[Figure data in JSON]
:::
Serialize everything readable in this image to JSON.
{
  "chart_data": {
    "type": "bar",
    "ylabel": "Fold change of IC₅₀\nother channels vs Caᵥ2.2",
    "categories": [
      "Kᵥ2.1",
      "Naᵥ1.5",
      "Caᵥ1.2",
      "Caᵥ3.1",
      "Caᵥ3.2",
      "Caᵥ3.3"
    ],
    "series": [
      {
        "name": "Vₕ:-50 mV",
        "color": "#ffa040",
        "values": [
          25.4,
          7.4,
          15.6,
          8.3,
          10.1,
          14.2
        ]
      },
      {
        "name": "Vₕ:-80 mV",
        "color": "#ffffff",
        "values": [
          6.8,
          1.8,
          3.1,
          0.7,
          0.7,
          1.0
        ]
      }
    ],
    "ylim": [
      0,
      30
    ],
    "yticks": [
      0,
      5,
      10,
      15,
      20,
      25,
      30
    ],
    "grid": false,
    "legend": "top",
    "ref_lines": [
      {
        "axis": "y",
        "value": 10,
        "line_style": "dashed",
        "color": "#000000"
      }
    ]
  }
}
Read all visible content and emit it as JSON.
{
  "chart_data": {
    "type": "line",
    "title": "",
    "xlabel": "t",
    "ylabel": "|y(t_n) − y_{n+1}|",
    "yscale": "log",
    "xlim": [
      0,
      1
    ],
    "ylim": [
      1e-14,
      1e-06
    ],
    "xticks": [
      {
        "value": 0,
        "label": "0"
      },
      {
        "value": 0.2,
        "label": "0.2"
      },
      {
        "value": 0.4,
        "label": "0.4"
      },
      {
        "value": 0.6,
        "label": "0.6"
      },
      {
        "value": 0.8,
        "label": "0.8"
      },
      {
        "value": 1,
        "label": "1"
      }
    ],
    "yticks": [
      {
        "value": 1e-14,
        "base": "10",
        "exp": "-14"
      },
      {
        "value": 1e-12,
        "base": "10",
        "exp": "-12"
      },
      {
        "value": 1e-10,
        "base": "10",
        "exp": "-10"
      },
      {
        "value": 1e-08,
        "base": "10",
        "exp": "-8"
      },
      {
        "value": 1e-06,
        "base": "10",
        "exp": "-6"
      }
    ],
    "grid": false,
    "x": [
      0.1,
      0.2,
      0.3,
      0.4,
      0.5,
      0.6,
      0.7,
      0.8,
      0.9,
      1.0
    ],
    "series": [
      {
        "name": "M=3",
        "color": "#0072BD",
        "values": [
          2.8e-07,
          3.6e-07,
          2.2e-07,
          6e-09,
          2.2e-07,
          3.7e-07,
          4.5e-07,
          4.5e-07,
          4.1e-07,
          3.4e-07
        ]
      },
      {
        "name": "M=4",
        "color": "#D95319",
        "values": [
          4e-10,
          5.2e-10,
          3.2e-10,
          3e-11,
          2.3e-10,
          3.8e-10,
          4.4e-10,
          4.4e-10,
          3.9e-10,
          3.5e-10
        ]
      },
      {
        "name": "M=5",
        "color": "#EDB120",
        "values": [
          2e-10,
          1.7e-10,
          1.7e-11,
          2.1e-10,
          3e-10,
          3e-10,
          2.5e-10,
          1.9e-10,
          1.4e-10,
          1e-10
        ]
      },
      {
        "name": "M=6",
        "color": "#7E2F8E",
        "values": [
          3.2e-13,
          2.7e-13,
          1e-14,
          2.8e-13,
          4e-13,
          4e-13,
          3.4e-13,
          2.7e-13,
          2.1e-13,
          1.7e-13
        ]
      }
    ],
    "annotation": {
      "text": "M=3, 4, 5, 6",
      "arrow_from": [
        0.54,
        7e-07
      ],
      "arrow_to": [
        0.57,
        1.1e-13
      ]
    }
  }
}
:::
[WORK REQUIRED] Transcribe the material exactly as it reads.

[FULL OUTPUT]
Serialize everything readable in this image to JSON.
{
  "chart_data": {
    "type": "bar",
    "ylabel": "Fold change of IC₅₀\nother channels vs Caᵥ2.2",
    "categories": [
      "Kᵥ2.1",
      "Naᵥ1.5",
      "Caᵥ1.2",
      "Caᵥ3.1",
      "Caᵥ3.2",
      "Caᵥ3.3"
    ],
    "series": [
      {
        "name": "Vₕ:-50 mV",
        "color": "#ffa040",
        "values": [
          25.4,
          7.4,
          15.6,
          8.3,
          10.1,
          14.2
        ]
      },
      {
        "name": "Vₕ:-80 mV",
        "color": "#ffffff",
        "values": [
          6.8,
          1.8,
          3.1,
          0.7,
          0.7,
          1.0
        ]
      }
    ],
    "ylim": [
      0,
      30
    ],
    "yticks": [
      0,
      5,
      10,
      15,
      20,
      25,
      30
    ],
    "grid": false,
    "legend": "top",
    "ref_lines": [
      {
        "axis": "y",
        "value": 10,
        "line_style": "dashed",
        "color": "#000000"
      }
    ]
  }
}
Read all visible content and emit it as JSON.
{
  "chart_data": {
    "type": "line",
    "title": "",
    "xlabel": "t",
    "ylabel": "|y(t_n) − y_{n+1}|",
    "yscale": "log",
    "xlim": [
      0,
      1
    ],
    "ylim": [
      1e-14,
      1e-06
    ],
    "xticks": [
      {
        "value": 0,
        "label": "0"
      },
      {
        "value": 0.2,
        "label": "0.2"
      },
      {
        "value": 0.4,
        "label": "0.4"
      },
      {
        "value": 0.6,
        "label": "0.6"
      },
      {
        "value": 0.8,
        "label": "0.8"
      },
      {
        "value": 1,
        "label": "1"
      }
    ],
    "yticks": [
      {
        "value": 1e-14,
        "base": "10",
        "exp": "-14"
      },
      {
        "value": 1e-12,
        "base": "10",
        "exp": "-12"
      },
      {
        "value": 1e-10,
        "base": "10",
        "exp": "-10"
      },
      {
        "value": 1e-08,
        "base": "10",
        "exp": "-8"
      },
      {
        "value": 1e-06,
        "base": "10",
        "exp": "-6"
      }
    ],
    "grid": false,
    "x": [
      0.1,
      0.2,
      0.3,
      0.4,
      0.5,
      0.6,
      0.7,
      0.8,
      0.9,
      1.0
    ],
    "series": [
      {
        "name": "M=3",
        "color": "#0072BD",
        "values": [
          2.8e-07,
          3.6e-07,
          2.2e-07,
          6e-09,
          2.2e-07,
          3.7e-07,
          4.5e-07,
          4.5e-07,
          4.1e-07,
          3.4e-07
        ]
      },
      {
        "name": "M=4",
        "color": "#D95319",
        "values": [
          4e-10,
          5.2e-10,
          3.2e-10,
          3e-11,
          2.3e-10,
          3.8e-10,
          4.4e-10,
          4.4e-10,
          3.9e-10,
          3.5e-10
        ]
      },
      {
        "name": "M=5",
        "color": "#EDB120",
        "values": [
          2e-10,
          1.7e-10,
          1.7e-11,
          2.1e-10,
          3e-10,
          3e-10,
          2.5e-10,
          1.9e-10,
          1.4e-10,
          1e-10
        ]
      },
      {
        "name": "M=6",
        "color": "#7E2F8E",
        "values": [
          3.2e-13,
          2.7e-13,
          1e-14,
          2.8e-13,
          4e-13,
          4e-13,
          3.4e-13,
          2.7e-13,
          2.1e-13,
          1.7e-13
        ]
      }
    ],
    "annotation": {
      "text": "M=3, 4, 5, 6",
      "arrow_from": [
        0.54,
        7e-07
      ],
      "arrow_to": [
        0.57,
        1.1e-13
      ]
    }
  }
}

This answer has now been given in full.